* [Data provided]:
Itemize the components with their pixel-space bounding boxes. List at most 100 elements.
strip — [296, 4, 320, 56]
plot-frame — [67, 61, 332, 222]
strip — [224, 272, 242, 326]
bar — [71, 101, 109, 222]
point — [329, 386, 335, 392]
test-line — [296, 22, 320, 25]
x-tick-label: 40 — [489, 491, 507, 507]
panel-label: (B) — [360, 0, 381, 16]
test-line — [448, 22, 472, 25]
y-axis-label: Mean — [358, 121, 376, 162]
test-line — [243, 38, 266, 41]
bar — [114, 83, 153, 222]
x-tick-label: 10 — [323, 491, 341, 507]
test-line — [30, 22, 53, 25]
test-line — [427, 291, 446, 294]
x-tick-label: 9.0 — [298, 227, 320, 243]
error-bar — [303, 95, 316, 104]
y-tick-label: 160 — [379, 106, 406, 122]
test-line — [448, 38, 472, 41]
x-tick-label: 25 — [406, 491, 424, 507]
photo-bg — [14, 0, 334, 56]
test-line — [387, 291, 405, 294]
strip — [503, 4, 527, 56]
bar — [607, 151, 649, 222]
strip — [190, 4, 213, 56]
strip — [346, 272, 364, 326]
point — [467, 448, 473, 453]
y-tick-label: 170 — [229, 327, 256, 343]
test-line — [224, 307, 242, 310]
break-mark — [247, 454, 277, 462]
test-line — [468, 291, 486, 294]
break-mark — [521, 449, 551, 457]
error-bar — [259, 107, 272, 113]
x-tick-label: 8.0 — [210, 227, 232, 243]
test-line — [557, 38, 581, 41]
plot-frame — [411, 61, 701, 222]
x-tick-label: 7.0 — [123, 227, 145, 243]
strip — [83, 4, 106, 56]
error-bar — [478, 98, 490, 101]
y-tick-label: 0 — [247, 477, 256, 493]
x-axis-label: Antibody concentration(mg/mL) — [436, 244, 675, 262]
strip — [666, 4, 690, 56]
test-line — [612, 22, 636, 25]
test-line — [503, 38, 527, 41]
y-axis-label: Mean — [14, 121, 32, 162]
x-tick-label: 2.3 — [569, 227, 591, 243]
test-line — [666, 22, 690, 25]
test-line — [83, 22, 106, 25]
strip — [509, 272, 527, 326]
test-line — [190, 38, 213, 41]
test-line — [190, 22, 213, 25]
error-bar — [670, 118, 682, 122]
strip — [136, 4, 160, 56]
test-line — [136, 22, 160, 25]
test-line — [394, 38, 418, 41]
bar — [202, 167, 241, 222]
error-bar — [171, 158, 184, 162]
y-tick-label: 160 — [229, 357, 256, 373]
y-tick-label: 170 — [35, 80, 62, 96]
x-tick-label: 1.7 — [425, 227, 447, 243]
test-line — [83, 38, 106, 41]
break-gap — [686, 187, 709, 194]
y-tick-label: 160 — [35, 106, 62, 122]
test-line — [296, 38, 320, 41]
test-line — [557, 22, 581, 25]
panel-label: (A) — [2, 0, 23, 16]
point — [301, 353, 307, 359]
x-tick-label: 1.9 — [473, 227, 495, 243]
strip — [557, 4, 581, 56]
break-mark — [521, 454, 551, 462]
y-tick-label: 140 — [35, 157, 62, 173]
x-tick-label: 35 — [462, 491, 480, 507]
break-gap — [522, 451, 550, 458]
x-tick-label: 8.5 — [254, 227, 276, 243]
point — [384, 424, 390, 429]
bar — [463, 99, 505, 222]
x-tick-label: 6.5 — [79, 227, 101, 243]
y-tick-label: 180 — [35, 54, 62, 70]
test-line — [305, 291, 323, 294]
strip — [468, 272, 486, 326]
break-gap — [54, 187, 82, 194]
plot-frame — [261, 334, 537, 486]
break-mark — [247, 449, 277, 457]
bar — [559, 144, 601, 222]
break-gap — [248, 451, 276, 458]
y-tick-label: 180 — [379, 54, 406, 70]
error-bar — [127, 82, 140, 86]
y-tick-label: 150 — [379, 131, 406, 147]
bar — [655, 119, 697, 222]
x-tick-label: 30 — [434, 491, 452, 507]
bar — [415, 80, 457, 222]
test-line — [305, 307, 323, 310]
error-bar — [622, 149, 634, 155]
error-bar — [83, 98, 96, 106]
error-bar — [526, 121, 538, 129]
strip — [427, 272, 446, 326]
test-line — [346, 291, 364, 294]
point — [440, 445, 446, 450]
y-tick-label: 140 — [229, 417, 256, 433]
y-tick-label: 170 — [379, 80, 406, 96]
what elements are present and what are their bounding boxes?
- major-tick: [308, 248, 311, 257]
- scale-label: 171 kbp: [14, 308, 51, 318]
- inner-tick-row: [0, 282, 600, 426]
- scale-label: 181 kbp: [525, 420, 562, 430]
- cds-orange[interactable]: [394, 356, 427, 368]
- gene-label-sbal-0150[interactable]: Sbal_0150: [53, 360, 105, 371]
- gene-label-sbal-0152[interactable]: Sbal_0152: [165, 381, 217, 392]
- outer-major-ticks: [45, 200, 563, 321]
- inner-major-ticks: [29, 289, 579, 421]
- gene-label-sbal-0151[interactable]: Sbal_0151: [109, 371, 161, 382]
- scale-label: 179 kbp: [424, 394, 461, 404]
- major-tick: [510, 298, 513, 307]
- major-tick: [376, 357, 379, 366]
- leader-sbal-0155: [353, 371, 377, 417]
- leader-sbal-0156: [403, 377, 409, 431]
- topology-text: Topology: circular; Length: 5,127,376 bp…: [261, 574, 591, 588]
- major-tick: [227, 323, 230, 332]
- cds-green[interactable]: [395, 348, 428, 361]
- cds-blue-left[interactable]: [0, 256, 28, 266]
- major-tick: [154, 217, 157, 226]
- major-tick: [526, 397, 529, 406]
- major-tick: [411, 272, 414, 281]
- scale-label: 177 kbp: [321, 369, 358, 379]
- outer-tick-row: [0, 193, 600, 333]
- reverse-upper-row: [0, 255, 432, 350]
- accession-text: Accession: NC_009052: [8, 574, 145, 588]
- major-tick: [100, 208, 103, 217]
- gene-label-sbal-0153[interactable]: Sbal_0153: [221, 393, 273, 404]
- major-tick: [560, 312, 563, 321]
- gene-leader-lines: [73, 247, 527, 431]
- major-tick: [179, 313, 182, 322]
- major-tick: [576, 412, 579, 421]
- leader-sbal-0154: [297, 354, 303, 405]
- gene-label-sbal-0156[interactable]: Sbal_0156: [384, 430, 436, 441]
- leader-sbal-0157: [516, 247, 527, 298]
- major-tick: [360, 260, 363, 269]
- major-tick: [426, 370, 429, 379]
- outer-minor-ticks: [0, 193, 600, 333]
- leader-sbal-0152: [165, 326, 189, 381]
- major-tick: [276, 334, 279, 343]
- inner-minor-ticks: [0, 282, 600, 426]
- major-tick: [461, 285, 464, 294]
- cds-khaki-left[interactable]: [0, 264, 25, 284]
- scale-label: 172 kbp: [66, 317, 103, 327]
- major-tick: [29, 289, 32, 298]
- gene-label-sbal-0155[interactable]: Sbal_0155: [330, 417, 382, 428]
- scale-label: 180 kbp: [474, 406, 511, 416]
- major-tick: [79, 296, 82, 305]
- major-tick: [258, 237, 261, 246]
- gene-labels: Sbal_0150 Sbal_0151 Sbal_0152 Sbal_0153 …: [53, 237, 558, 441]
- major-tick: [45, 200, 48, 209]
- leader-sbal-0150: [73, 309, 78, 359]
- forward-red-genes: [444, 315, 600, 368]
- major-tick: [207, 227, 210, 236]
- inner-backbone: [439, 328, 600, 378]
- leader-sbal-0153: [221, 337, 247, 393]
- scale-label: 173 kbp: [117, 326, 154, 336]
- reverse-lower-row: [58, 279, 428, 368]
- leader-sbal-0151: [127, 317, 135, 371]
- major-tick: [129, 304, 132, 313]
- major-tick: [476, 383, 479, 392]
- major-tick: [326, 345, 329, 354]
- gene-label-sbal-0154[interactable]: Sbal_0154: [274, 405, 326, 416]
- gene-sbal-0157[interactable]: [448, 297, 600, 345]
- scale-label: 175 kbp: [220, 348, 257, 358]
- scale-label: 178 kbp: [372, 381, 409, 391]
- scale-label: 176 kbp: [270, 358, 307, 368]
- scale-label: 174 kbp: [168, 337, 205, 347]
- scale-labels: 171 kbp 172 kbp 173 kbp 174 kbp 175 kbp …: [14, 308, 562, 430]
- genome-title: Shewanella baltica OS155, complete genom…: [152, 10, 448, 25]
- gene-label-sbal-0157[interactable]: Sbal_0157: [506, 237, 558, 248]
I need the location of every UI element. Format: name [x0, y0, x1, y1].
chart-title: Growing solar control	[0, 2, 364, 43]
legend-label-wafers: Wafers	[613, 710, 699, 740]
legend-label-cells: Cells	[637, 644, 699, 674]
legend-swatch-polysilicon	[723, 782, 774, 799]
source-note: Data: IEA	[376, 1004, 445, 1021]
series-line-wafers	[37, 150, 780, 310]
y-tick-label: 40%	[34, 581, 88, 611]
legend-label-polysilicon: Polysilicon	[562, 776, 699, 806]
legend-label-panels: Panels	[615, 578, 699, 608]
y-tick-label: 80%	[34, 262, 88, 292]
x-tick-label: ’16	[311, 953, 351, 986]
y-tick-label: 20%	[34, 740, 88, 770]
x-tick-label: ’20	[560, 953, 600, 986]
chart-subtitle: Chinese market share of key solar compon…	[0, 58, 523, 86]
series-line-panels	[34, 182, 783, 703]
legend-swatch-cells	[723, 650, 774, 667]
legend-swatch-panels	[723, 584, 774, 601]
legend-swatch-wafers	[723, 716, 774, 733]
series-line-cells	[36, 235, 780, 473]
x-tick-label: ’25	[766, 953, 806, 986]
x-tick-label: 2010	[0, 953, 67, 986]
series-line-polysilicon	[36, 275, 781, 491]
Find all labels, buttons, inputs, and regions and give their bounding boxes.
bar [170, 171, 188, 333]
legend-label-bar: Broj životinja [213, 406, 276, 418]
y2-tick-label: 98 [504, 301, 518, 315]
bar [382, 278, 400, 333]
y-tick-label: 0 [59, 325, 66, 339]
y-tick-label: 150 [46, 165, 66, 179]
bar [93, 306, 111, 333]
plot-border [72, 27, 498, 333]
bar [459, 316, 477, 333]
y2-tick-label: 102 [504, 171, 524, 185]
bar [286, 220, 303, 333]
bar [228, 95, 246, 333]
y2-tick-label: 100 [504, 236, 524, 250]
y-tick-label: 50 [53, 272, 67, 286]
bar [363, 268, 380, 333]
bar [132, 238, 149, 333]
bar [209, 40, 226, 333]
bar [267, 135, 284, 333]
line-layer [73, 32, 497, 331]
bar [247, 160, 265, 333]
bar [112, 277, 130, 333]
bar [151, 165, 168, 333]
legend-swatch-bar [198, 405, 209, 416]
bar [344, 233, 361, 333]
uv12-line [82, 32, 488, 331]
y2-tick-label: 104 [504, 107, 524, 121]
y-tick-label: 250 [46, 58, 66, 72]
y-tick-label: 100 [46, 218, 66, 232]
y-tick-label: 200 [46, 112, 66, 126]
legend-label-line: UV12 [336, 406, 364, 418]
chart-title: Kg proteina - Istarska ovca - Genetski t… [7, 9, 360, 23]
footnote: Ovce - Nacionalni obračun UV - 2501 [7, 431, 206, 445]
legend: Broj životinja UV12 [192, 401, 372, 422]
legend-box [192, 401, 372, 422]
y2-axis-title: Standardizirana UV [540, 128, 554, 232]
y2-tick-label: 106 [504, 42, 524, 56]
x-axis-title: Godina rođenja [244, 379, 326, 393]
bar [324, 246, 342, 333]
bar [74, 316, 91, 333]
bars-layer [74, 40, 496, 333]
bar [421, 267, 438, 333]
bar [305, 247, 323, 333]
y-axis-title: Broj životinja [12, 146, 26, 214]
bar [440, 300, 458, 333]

* [Try it]:
Pick out the lines above that hold the string "elements" and show them.

* [Problem solution]:
Itemize the components with their pixel-space bounding boxes. List at most 100 elements.
what elements are present and what are their bounding boxes?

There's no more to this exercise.